### WRITTEN TASK:
Reproduce the material exactly, omitting nothing.
##### DATA EXCERPTS #####
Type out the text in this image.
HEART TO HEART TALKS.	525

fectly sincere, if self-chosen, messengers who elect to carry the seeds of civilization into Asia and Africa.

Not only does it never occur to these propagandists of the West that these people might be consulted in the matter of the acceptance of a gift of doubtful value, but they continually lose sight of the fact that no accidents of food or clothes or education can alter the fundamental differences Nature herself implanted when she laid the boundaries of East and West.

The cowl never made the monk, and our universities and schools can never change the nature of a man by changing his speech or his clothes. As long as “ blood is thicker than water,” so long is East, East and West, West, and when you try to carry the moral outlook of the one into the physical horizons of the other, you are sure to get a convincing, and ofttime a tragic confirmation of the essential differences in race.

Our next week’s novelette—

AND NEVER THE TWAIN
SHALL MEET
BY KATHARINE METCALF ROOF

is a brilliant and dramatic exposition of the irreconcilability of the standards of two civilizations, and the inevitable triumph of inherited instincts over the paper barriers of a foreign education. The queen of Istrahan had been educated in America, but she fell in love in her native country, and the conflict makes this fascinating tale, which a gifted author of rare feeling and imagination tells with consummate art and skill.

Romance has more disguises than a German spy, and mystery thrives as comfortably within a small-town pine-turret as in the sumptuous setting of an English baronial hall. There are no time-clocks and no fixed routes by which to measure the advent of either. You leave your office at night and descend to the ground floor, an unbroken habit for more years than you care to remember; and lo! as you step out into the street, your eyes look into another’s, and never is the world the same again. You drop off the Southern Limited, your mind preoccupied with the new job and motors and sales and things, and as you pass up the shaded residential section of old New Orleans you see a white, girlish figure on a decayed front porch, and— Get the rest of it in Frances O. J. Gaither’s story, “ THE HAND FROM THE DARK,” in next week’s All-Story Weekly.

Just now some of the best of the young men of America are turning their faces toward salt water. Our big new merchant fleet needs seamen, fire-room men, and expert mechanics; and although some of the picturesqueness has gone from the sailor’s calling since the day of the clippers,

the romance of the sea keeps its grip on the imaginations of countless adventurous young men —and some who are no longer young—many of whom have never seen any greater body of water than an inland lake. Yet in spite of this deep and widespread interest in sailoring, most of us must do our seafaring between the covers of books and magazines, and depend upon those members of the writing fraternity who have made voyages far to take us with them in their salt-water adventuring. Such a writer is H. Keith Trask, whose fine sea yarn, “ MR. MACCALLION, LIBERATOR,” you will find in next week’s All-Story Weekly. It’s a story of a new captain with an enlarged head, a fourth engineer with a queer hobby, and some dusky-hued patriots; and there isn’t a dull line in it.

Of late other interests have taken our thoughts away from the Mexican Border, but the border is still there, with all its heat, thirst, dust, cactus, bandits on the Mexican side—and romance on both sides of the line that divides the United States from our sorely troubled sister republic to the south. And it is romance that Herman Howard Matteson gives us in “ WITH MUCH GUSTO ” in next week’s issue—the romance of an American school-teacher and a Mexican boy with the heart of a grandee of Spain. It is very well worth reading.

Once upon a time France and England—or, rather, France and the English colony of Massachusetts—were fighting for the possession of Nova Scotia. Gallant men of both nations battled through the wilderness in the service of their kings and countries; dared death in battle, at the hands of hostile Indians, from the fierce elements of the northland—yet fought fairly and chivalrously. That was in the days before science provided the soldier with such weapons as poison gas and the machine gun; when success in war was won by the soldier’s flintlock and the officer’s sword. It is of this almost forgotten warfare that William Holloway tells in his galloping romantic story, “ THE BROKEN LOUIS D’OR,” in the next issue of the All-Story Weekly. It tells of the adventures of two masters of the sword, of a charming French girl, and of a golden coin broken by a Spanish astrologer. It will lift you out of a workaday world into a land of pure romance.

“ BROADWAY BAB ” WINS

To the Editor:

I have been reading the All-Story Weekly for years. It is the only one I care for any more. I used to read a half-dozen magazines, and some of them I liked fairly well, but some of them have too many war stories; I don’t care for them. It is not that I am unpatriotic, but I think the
#####
### EXPECTED ANSWER:
Type out the text in this image.
HEART TO HEART TALKS.	525

fectly sincere, if self-chosen, messengers who elect to carry the seeds of civilization into Asia and Africa.

Not only does it never occur to these propagandists of the West that these people might be consulted in the matter of the acceptance of a gift of doubtful value, but they continually lose sight of the fact that no accidents of food or clothes or education can alter the fundamental differences Nature herself implanted when she laid the boundaries of East and West.

The cowl never made the monk, and our universities and schools can never change the nature of a man by changing his speech or his clothes. As long as “ blood is thicker than water,” so long is East, East and West, West, and when you try to carry the moral outlook of the one into the physical horizons of the other, you are sure to get a convincing, and ofttime a tragic confirmation of the essential differences in race.

Our next week’s novelette—

AND NEVER THE TWAIN
SHALL MEET
BY KATHARINE METCALF ROOF

is a brilliant and dramatic exposition of the irreconcilability of the standards of two civilizations, and the inevitable triumph of inherited instincts over the paper barriers of a foreign education. The queen of Istrahan had been educated in America, but she fell in love in her native country, and the conflict makes this fascinating tale, which a gifted author of rare feeling and imagination tells with consummate art and skill.

Romance has more disguises than a German spy, and mystery thrives as comfortably within a small-town pine-turret as in the sumptuous setting of an English baronial hall. There are no time-clocks and no fixed routes by which to measure the advent of either. You leave your office at night and descend to the ground floor, an unbroken habit for more years than you care to remember; and lo! as you step out into the street, your eyes look into another’s, and never is the world the same again. You drop off the Southern Limited, your mind preoccupied with the new job and motors and sales and things, and as you pass up the shaded residential section of old New Orleans you see a white, girlish figure on a decayed front porch, and— Get the rest of it in Frances O. J. Gaither’s story, “ THE HAND FROM THE DARK,” in next week’s All-Story Weekly.

Just now some of the best of the young men of America are turning their faces toward salt water. Our big new merchant fleet needs seamen, fire-room men, and expert mechanics; and although some of the picturesqueness has gone from the sailor’s calling since the day of the clippers,

the romance of the sea keeps its grip on the imaginations of countless adventurous young men —and some who are no longer young—many of whom have never seen any greater body of water than an inland lake. Yet in spite of this deep and widespread interest in sailoring, most of us must do our seafaring between the covers of books and magazines, and depend upon those members of the writing fraternity who have made voyages far to take us with them in their salt-water adventuring. Such a writer is H. Keith Trask, whose fine sea yarn, “ MR. MACCALLION, LIBERATOR,” you will find in next week’s All-Story Weekly. It’s a story of a new captain with an enlarged head, a fourth engineer with a queer hobby, and some dusky-hued patriots; and there isn’t a dull line in it.

Of late other interests have taken our thoughts away from the Mexican Border, but the border is still there, with all its heat, thirst, dust, cactus, bandits on the Mexican side—and romance on both sides of the line that divides the United States from our sorely troubled sister republic to the south. And it is romance that Herman Howard Matteson gives us in “ WITH MUCH GUSTO ” in next week’s issue—the romance of an American school-teacher and a Mexican boy with the heart of a grandee of Spain. It is very well worth reading.

Once upon a time France and England—or, rather, France and the English colony of Massachusetts—were fighting for the possession of Nova Scotia. Gallant men of both nations battled through the wilderness in the service of their kings and countries; dared death in battle, at the hands of hostile Indians, from the fierce elements of the northland—yet fought fairly and chivalrously. That was in the days before science provided the soldier with such weapons as poison gas and the machine gun; when success in war was won by the soldier’s flintlock and the officer’s sword. It is of this almost forgotten warfare that William Holloway tells in his galloping romantic story, “ THE BROKEN LOUIS D’OR,” in the next issue of the All-Story Weekly. It tells of the adventures of two masters of the sword, of a charming French girl, and of a golden coin broken by a Spanish astrologer. It will lift you out of a workaday world into a land of pure romance.

“ BROADWAY BAB ” WINS

To the Editor:

I have been reading the All-Story Weekly for years. It is the only one I care for any more. I used to read a half-dozen magazines, and some of them I liked fairly well, but some of them have too many war stories; I don’t care for them. It is not that I am unpatriotic, but I think the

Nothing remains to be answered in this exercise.